> TASK PROMPT: Restate the data word for word and leave the images out.

> RECORDS TO USE:
----

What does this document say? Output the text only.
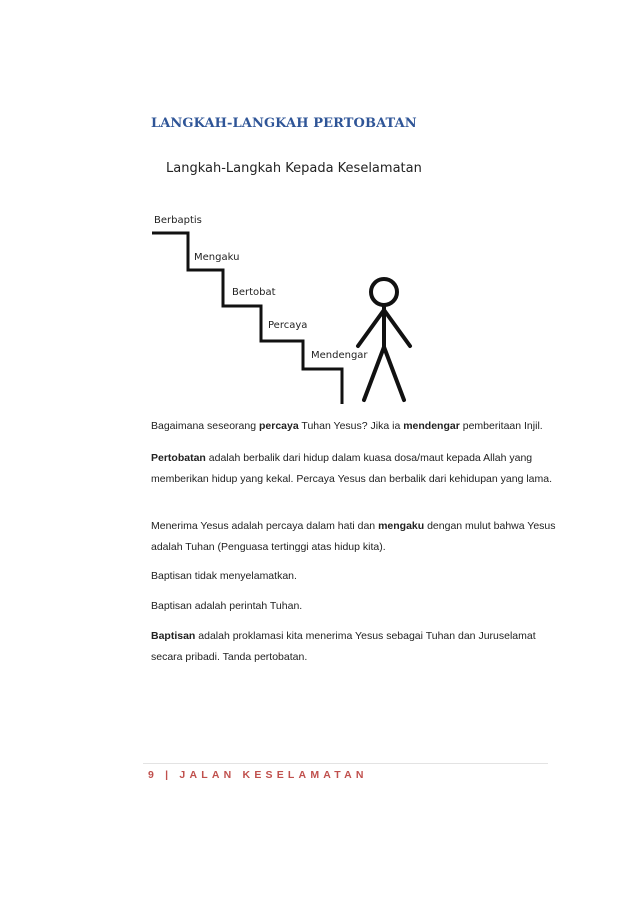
LANGKAH-LANGKAH PERTOBATAN
Langkah-Langkah Kepada Keselamatan
Berbaptis
Mengaku
Bertobat
Percaya
Mendengar
Bagaimana seseorang percaya Tuhan Yesus? Jika ia mendengar pemberitaan Injil.
Pertobatan adalah berbalik dari hidup dalam kuasa dosa/maut kepada Allah yang memberikan hidup yang kekal. Percaya Yesus dan berbalik dari kehidupan yang lama.
Menerima Yesus adalah percaya dalam hati dan mengaku dengan mulut bahwa Yesus adalah Tuhan (Penguasa tertinggi atas hidup kita).
Baptisan tidak menyelamatkan.
Baptisan adalah perintah Tuhan.
Baptisan adalah proklamasi kita menerima Yesus sebagai Tuhan dan Juruselamat secara pribadi. Tanda pertobatan.
9 | JALAN KESELAMATAN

----

> EXERCISE RESULT:
What does this document say? Output the text only.
LANGKAH-LANGKAH PERTOBATAN
Langkah-Langkah Kepada Keselamatan
Berbaptis
Mengaku
Bertobat
Percaya
Mendengar
Bagaimana seseorang percaya Tuhan Yesus? Jika ia mendengar pemberitaan Injil.
Pertobatan adalah berbalik dari hidup dalam kuasa dosa/maut kepada Allah yang memberikan hidup yang kekal. Percaya Yesus dan berbalik dari kehidupan yang lama.
Menerima Yesus adalah percaya dalam hati dan mengaku dengan mulut bahwa Yesus adalah Tuhan (Penguasa tertinggi atas hidup kita).
Baptisan tidak menyelamatkan.
Baptisan adalah perintah Tuhan.
Baptisan adalah proklamasi kita menerima Yesus sebagai Tuhan dan Juruselamat secara pribadi. Tanda pertobatan.
9 | JALAN KESELAMATAN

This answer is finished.